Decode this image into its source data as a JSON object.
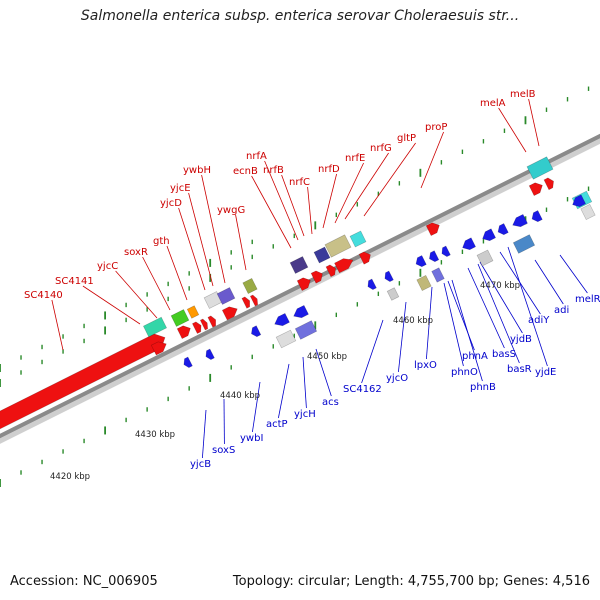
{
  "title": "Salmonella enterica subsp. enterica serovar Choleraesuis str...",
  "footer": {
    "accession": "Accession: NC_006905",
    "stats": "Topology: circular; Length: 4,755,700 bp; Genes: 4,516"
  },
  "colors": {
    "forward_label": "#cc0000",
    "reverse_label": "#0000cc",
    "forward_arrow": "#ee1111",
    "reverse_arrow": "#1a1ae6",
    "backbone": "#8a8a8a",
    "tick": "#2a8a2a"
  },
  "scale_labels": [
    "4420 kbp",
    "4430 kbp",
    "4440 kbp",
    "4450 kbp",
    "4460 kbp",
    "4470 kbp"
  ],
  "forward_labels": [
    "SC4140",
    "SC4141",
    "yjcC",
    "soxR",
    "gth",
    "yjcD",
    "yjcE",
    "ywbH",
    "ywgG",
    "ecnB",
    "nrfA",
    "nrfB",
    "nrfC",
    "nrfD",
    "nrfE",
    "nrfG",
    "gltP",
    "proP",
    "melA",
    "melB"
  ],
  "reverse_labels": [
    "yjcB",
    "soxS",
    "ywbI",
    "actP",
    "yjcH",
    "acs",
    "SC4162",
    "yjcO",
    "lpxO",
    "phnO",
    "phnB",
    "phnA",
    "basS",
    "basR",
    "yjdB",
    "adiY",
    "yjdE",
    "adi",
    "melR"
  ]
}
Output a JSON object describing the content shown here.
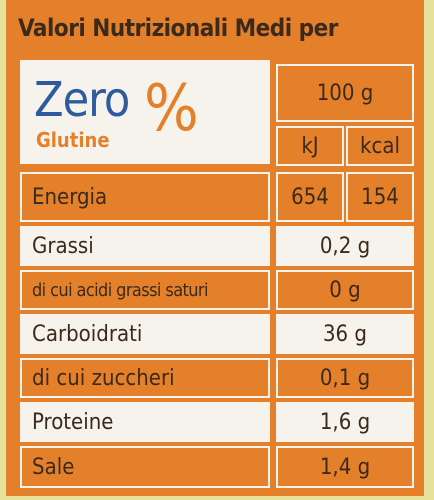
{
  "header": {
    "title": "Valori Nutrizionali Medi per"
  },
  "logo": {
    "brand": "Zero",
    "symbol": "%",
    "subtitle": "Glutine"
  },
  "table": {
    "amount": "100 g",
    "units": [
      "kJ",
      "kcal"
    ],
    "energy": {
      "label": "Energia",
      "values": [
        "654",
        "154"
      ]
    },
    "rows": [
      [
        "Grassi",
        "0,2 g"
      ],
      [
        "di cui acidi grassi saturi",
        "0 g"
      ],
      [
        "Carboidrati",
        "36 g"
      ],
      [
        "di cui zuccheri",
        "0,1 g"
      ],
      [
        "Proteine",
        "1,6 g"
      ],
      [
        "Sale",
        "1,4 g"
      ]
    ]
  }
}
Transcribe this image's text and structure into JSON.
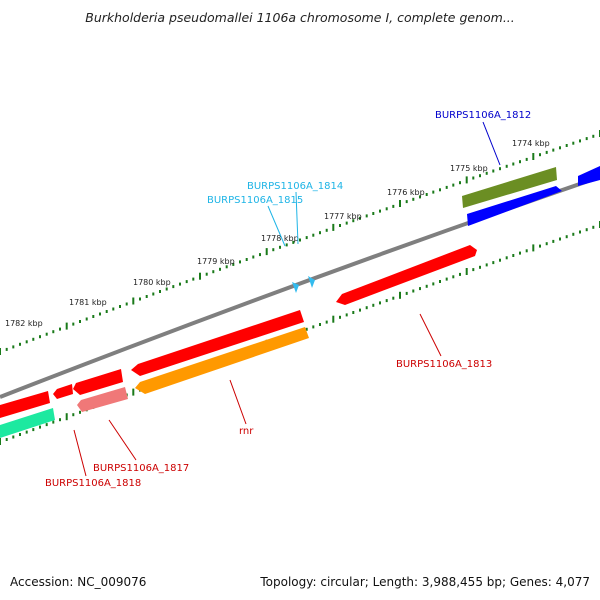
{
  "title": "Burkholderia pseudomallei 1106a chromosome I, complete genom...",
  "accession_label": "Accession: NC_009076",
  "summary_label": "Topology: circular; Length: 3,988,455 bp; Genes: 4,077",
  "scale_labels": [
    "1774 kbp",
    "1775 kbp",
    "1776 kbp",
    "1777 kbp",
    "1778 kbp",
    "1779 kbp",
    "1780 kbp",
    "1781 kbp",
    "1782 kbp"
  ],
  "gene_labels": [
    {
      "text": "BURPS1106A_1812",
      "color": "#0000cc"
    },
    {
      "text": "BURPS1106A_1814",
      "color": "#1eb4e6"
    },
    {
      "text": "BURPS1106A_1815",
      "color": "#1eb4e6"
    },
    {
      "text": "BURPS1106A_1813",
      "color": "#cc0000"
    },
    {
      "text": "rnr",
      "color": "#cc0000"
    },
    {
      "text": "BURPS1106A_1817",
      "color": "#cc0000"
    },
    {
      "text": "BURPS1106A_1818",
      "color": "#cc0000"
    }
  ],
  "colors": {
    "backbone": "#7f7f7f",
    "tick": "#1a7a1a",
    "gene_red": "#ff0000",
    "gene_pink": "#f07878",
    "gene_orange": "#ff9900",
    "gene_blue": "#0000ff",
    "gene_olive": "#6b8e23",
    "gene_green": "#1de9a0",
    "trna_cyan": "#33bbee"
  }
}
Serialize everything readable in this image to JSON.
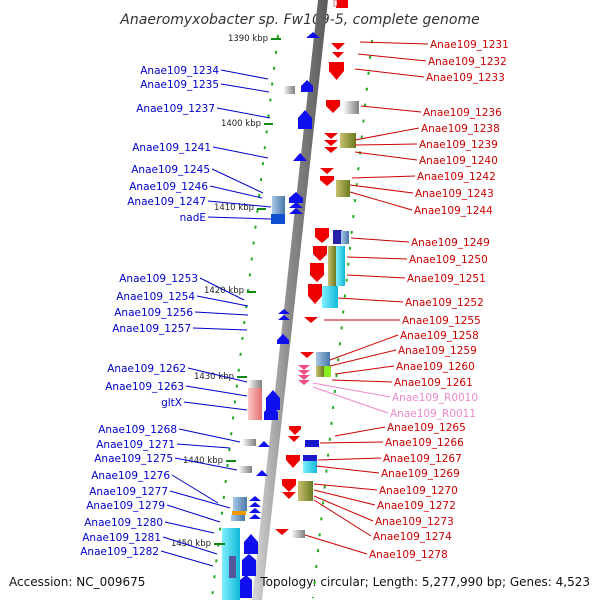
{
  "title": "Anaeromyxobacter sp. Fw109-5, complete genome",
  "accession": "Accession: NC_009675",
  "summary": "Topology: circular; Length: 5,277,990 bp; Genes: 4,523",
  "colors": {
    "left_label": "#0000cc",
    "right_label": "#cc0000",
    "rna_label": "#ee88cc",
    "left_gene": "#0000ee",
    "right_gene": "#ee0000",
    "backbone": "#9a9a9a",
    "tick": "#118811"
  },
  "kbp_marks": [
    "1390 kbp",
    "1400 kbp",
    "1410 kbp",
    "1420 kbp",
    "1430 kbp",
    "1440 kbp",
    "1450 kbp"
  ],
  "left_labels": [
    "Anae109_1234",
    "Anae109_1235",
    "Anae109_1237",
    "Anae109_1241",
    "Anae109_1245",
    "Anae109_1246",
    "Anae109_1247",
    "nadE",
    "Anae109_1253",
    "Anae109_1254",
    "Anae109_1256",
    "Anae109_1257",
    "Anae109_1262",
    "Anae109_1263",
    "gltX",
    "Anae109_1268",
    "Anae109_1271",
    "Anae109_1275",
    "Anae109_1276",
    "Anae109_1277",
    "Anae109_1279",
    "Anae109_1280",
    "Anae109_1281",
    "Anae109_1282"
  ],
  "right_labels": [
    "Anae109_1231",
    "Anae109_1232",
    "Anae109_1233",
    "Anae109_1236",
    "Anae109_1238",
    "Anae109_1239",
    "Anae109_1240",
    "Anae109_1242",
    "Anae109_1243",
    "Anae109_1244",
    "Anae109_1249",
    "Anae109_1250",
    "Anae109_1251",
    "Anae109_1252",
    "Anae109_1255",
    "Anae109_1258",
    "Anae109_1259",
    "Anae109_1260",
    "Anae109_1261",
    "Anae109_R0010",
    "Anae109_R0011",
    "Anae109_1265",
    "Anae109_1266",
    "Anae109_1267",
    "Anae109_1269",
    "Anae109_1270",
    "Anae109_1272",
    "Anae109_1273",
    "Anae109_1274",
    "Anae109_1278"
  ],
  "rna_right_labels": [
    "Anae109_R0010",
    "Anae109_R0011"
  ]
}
□ □ □ □ □ □ □
**TASK DETAILS**: Write out the entries word for word. Skip the pictures.

**ANSWER AREA**:
Decode this image into its source data as a JSON object.
{
  "title": "Salmonella enterica subsp. enterica serovar Choleraesuis str...",
  "footer": {
    "accession": "Accession: NC_006905",
    "stats": "Topology: circular; Length: 4,755,700 bp; Genes: 4,516"
  },
  "colors": {
    "forward_label": "#cc0000",
    "reverse_label": "#0000cc",
    "forward_arrow": "#ee1111",
    "reverse_arrow": "#1a1ae6",
    "backbone": "#8a8a8a",
    "tick": "#2a8a2a"
  },
  "scale_labels": [
    "4420 kbp",
    "4430 kbp",
    "4440 kbp",
    "4450 kbp",
    "4460 kbp",
    "4470 kbp"
  ],
  "forward_labels": [
    "SC4140",
    "SC4141",
    "yjcC",
    "soxR",
    "gth",
    "yjcD",
    "yjcE",
    "ywbH",
    "ywgG",
    "ecnB",
    "nrfA",
    "nrfB",
    "nrfC",
    "nrfD",
    "nrfE",
    "nrfG",
    "gltP",
    "proP",
    "melA",
    "melB"
  ],
  "reverse_labels": [
    "yjcB",
    "soxS",
    "ywbI",
    "actP",
    "yjcH",
    "acs",
    "SC4162",
    "yjcO",
    "lpxO",
    "phnO",
    "phnB",
    "phnA",
    "basS",
    "basR",
    "yjdB",
    "adiY",
    "yjdE",
    "adi",
    "melR"
  ]
}
Output a JSON object describing the content shown here.
{
  "header": {
    "title": "Valori Nutrizionali Medi per"
  },
  "logo": {
    "brand": "Zero",
    "symbol": "%",
    "subtitle": "Glutine"
  },
  "table": {
    "amount": "100 g",
    "units": [
      "kJ",
      "kcal"
    ],
    "energy": {
      "label": "Energia",
      "values": [
        "654",
        "154"
      ]
    },
    "rows": [
      [
        "Grassi",
        "0,2 g"
      ],
      [
        "di cui acidi grassi saturi",
        "0 g"
      ],
      [
        "Carboidrati",
        "36 g"
      ],
      [
        "di cui zuccheri",
        "0,1 g"
      ],
      [
        "Proteine",
        "1,6 g"
      ],
      [
        "Sale",
        "1,4 g"
      ]
    ]
  }
}
Transcribe this image's text and structure into JSON.
{
  "title": "Burkholderia pseudomallei 1106a chromosome I, complete genom...",
  "accession_label": "Accession: NC_009076",
  "summary_label": "Topology: circular; Length: 3,988,455 bp; Genes: 4,077",
  "scale_labels": [
    "1774 kbp",
    "1775 kbp",
    "1776 kbp",
    "1777 kbp",
    "1778 kbp",
    "1779 kbp",
    "1780 kbp",
    "1781 kbp",
    "1782 kbp"
  ],
  "gene_labels": [
    {
      "text": "BURPS1106A_1812",
      "color": "#0000cc"
    },
    {
      "text": "BURPS1106A_1814",
      "color": "#1eb4e6"
    },
    {
      "text": "BURPS1106A_1815",
      "color": "#1eb4e6"
    },
    {
      "text": "BURPS1106A_1813",
      "color": "#cc0000"
    },
    {
      "text": "rnr",
      "color": "#cc0000"
    },
    {
      "text": "BURPS1106A_1817",
      "color": "#cc0000"
    },
    {
      "text": "BURPS1106A_1818",
      "color": "#cc0000"
    }
  ],
  "colors": {
    "backbone": "#7f7f7f",
    "tick": "#1a7a1a",
    "gene_red": "#ff0000",
    "gene_pink": "#f07878",
    "gene_orange": "#ff9900",
    "gene_blue": "#0000ff",
    "gene_olive": "#6b8e23",
    "gene_green": "#1de9a0",
    "trna_cyan": "#33bbee"
  }
}
Serialize everything readable in this image to JSON.
{
  "title": "Anaeromyxobacter sp. Fw109-5, complete genome",
  "accession": "Accession: NC_009675",
  "summary": "Topology: circular; Length: 5,277,990 bp; Genes: 4,523",
  "colors": {
    "left_label": "#0000cc",
    "right_label": "#cc0000",
    "rna_label": "#ee88cc",
    "left_gene": "#0000ee",
    "right_gene": "#ee0000",
    "backbone": "#9a9a9a",
    "tick": "#118811"
  },
  "kbp_marks": [
    "1390 kbp",
    "1400 kbp",
    "1410 kbp",
    "1420 kbp",
    "1430 kbp",
    "1440 kbp",
    "1450 kbp"
  ],
  "left_labels": [
    "Anae109_1234",
    "Anae109_1235",
    "Anae109_1237",
    "Anae109_1241",
    "Anae109_1245",
    "Anae109_1246",
    "Anae109_1247",
    "nadE",
    "Anae109_1253",
    "Anae109_1254",
    "Anae109_1256",
    "Anae109_1257",
    "Anae109_1262",
    "Anae109_1263",
    "gltX",
    "Anae109_1268",
    "Anae109_1271",
    "Anae109_1275",
    "Anae109_1276",
    "Anae109_1277",
    "Anae109_1279",
    "Anae109_1280",
    "Anae109_1281",
    "Anae109_1282"
  ],
  "right_labels": [
    "Anae109_1231",
    "Anae109_1232",
    "Anae109_1233",
    "Anae109_1236",
    "Anae109_1238",
    "Anae109_1239",
    "Anae109_1240",
    "Anae109_1242",
    "Anae109_1243",
    "Anae109_1244",
    "Anae109_1249",
    "Anae109_1250",
    "Anae109_1251",
    "Anae109_1252",
    "Anae109_1255",
    "Anae109_1258",
    "Anae109_1259",
    "Anae109_1260",
    "Anae109_1261",
    "Anae109_R0010",
    "Anae109_R0011",
    "Anae109_1265",
    "Anae109_1266",
    "Anae109_1267",
    "Anae109_1269",
    "Anae109_1270",
    "Anae109_1272",
    "Anae109_1273",
    "Anae109_1274",
    "Anae109_1278"
  ],
  "rna_right_labels": [
    "Anae109_R0010",
    "Anae109_R0011"
  ]
}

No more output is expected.